Below, find each line holding "energy" and state how many there are, using the number alone.

---+---

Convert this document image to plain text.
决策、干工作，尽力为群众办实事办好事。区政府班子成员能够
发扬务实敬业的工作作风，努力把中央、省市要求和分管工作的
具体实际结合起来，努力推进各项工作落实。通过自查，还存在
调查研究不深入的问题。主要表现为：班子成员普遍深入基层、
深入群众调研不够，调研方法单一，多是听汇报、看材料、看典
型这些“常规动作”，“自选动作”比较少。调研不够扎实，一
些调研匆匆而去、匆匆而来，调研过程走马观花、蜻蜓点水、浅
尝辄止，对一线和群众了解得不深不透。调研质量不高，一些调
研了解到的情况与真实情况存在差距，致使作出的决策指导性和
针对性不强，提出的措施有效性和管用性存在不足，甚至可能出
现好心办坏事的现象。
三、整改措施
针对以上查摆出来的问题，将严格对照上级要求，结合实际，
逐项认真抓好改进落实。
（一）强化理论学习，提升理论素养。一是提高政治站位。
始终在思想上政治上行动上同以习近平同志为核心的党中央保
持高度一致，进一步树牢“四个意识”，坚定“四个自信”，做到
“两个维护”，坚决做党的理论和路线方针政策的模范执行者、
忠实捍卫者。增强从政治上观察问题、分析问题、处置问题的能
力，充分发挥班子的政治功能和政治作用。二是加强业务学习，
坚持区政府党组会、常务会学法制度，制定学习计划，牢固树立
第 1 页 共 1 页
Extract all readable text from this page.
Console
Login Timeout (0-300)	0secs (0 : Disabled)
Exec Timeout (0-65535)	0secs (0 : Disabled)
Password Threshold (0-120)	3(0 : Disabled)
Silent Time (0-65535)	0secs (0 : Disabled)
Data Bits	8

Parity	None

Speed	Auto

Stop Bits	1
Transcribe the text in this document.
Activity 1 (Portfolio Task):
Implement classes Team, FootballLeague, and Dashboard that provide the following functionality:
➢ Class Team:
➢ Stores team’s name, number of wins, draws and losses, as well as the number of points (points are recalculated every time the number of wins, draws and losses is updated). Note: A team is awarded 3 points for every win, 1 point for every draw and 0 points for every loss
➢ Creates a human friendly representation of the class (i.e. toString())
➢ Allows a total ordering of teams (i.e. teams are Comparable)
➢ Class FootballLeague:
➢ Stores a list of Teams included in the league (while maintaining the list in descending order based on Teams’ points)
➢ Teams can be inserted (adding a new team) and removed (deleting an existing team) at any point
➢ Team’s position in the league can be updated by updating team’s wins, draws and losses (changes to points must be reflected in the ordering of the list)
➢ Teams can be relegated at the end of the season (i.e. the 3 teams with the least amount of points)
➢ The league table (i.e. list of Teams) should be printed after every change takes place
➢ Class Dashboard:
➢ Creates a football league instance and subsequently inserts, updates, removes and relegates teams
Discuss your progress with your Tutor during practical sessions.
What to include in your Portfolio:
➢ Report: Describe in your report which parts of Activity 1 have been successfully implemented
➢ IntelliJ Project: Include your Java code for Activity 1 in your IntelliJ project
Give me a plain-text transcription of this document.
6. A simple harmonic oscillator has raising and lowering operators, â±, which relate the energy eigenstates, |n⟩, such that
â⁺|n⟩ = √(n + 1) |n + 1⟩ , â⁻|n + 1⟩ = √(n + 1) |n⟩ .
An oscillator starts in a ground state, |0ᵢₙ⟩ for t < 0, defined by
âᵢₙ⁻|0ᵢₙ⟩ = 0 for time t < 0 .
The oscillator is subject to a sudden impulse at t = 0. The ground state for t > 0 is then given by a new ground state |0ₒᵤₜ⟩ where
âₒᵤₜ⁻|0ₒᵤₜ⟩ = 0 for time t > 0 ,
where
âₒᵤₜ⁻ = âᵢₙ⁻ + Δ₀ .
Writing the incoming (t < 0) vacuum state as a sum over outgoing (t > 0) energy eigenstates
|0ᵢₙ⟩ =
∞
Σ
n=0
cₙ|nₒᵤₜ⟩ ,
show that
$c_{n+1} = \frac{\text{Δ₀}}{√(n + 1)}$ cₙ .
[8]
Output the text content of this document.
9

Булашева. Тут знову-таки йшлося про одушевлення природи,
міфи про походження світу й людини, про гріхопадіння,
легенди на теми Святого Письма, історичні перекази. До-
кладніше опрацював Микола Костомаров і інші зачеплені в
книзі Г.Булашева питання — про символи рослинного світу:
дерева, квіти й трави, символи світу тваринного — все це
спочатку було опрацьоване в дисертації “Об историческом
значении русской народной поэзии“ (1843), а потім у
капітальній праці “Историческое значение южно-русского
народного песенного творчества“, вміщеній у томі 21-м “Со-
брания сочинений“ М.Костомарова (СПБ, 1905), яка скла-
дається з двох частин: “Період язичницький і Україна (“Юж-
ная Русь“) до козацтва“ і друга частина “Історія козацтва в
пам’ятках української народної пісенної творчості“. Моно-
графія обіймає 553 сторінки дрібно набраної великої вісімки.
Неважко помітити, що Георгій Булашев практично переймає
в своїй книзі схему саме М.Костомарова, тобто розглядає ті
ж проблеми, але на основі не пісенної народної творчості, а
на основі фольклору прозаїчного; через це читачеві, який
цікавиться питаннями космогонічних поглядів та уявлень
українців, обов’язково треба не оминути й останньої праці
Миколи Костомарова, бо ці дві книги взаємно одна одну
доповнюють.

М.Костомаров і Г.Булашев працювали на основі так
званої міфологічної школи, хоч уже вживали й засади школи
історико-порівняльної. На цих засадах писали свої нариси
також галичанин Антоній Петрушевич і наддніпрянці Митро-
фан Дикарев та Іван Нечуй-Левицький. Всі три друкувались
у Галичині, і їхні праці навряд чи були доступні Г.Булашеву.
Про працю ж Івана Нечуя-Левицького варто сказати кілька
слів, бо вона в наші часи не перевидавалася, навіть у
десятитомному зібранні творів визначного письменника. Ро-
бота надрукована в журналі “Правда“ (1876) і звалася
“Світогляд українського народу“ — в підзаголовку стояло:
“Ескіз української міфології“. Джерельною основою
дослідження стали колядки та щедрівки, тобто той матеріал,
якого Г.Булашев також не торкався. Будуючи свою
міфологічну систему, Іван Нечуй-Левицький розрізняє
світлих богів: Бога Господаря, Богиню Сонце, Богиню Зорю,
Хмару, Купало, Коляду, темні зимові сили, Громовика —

---+---

### Answer to this problem
2